* **Directive**: Go through the material and pull out every line with the string "customers" in it.

* **Input material**:
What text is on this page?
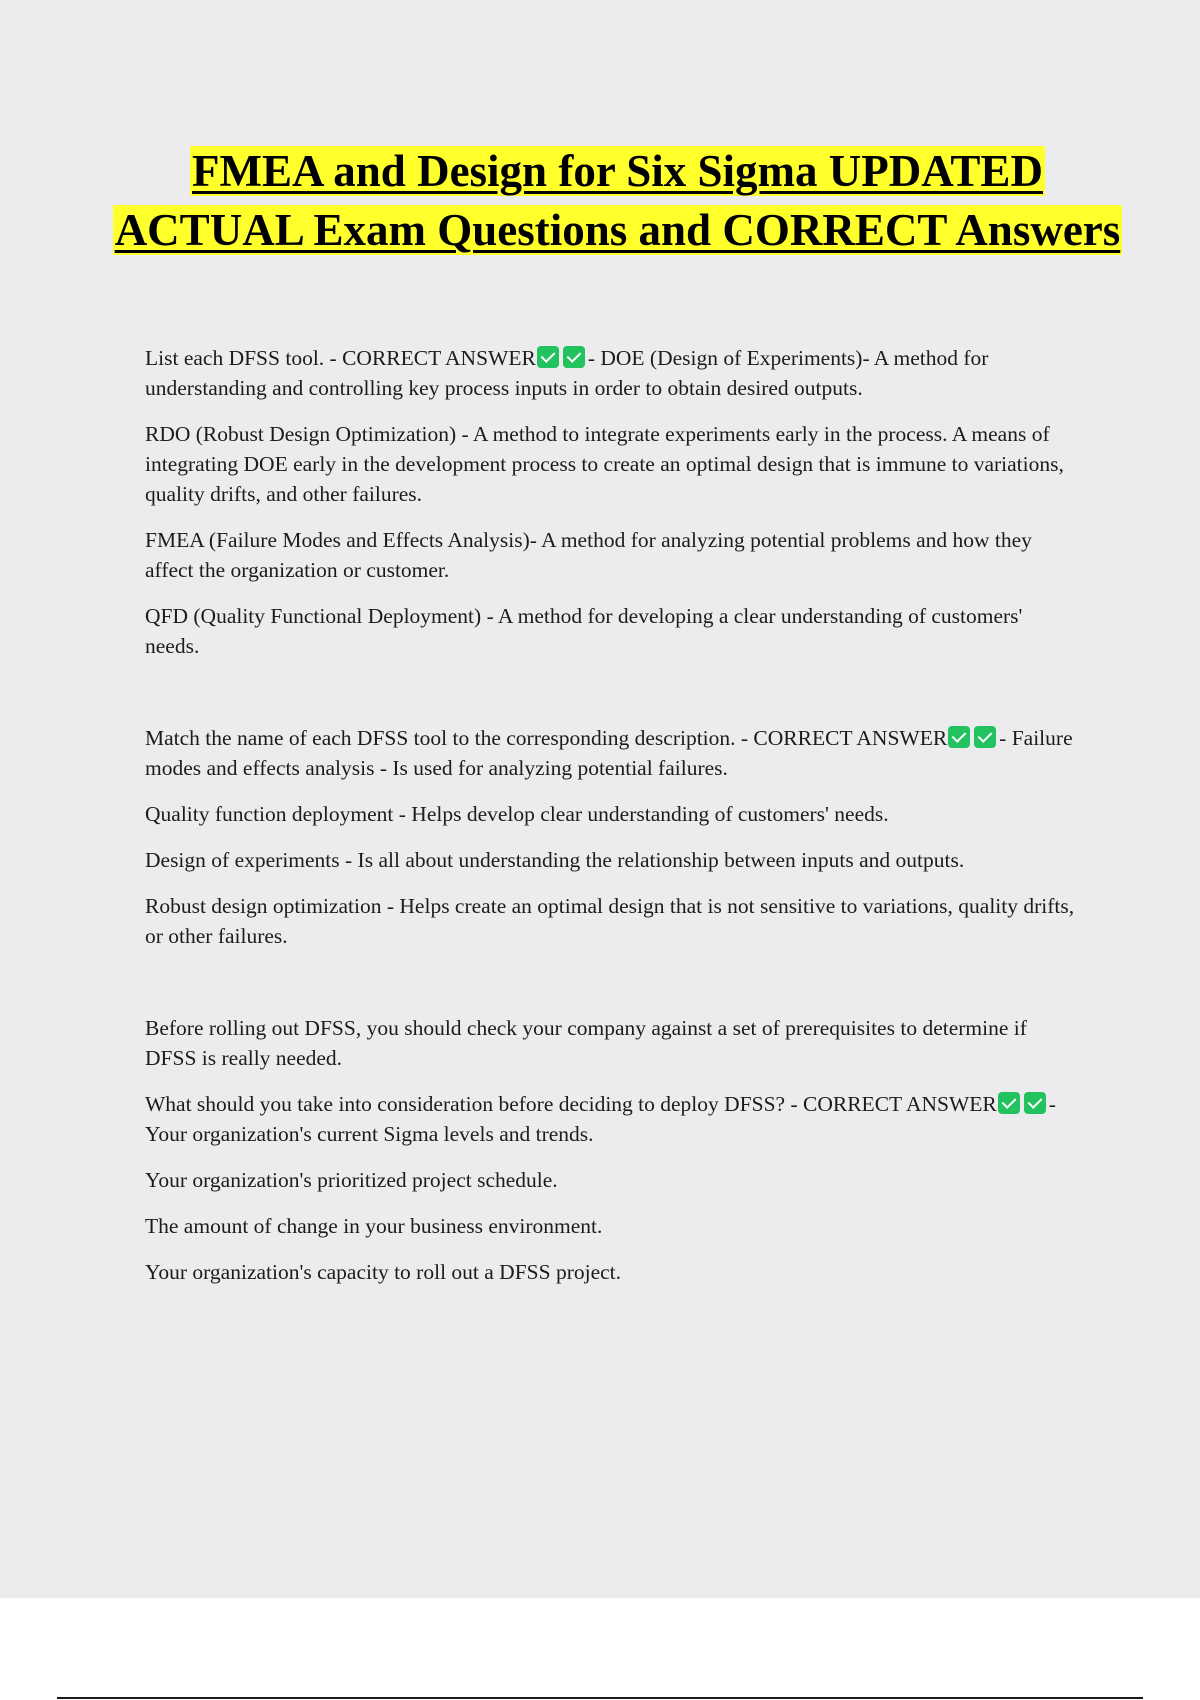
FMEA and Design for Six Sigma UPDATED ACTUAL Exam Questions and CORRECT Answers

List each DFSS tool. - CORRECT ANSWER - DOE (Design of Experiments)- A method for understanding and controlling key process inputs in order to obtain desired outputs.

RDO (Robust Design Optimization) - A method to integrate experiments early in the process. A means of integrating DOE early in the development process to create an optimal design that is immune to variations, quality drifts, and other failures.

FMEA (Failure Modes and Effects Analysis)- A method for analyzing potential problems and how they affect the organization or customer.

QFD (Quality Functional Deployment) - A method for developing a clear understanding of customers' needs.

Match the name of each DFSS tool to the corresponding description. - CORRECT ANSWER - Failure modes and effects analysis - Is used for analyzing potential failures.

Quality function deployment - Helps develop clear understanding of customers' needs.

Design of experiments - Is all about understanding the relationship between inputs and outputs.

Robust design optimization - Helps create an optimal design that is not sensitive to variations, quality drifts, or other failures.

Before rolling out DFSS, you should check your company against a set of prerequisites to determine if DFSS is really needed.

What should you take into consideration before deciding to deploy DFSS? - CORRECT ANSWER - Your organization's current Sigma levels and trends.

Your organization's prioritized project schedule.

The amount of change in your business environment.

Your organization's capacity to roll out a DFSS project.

* **Solution below**:
QFD (Quality Functional Deployment) - A method for developing a clear understanding of customers' needs.
Quality function deployment - Helps develop clear understanding of customers' needs.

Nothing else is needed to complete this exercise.